***** Provided records

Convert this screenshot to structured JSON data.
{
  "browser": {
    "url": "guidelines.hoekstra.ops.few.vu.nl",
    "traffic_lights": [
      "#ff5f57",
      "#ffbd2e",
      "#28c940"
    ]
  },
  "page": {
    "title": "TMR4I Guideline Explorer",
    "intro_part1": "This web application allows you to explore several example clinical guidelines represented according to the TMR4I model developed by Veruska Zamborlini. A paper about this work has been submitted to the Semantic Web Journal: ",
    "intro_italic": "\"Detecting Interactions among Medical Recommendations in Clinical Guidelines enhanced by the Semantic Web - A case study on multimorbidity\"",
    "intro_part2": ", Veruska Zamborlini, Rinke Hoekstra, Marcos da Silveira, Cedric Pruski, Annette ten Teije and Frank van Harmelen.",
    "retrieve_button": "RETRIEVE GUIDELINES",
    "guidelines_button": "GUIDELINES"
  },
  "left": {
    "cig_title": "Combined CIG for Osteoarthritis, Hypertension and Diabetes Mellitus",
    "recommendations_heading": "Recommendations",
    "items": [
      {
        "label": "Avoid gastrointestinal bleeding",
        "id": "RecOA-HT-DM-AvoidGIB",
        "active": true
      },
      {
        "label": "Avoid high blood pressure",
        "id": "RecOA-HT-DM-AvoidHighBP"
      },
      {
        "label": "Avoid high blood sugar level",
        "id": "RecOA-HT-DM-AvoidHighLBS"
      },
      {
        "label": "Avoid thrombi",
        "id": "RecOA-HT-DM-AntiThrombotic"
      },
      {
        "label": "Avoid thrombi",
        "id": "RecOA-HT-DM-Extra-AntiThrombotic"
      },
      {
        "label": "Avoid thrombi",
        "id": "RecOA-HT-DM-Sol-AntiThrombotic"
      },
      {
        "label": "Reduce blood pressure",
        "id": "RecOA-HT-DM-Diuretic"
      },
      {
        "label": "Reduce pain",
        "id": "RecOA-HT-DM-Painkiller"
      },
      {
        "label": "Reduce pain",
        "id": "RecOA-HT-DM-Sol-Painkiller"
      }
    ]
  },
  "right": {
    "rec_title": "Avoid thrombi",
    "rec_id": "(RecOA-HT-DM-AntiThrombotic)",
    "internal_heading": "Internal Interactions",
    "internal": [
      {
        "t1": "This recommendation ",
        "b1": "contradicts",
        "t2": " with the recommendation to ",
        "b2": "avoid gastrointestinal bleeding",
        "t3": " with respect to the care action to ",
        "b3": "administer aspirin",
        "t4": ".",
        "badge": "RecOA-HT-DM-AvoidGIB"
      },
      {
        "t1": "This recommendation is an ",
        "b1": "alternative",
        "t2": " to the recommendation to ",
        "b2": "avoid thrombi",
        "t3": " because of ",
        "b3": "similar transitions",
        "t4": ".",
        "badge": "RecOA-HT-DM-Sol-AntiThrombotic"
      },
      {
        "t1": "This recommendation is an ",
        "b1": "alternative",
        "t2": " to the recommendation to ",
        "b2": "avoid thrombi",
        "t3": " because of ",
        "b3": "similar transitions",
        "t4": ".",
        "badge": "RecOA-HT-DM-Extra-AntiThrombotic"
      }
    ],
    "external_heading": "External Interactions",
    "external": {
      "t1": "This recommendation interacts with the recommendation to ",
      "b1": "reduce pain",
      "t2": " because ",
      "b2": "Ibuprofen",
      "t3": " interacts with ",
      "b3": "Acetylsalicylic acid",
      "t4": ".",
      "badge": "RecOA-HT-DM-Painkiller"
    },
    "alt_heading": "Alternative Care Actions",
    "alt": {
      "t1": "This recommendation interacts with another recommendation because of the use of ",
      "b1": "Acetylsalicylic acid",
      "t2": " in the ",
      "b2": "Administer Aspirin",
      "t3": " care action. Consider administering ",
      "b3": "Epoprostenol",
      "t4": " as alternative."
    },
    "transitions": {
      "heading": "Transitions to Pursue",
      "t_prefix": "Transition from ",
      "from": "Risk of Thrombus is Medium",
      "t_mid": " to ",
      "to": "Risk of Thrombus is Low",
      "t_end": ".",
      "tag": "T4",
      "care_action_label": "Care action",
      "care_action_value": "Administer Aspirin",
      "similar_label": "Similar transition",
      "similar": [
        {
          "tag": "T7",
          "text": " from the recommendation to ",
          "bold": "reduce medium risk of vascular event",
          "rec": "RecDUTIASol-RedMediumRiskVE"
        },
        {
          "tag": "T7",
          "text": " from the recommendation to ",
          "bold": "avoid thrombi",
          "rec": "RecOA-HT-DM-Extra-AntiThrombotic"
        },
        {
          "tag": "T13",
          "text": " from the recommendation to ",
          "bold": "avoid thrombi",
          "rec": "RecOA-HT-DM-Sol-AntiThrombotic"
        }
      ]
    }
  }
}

**********

=== Problem to work on ===
Copy all lines in the listing above where the string "Acetylsalicylic" appears.

=== Task response ===
      "b3": "Acetylsalicylic acid",
      "b1": "Acetylsalicylic acid",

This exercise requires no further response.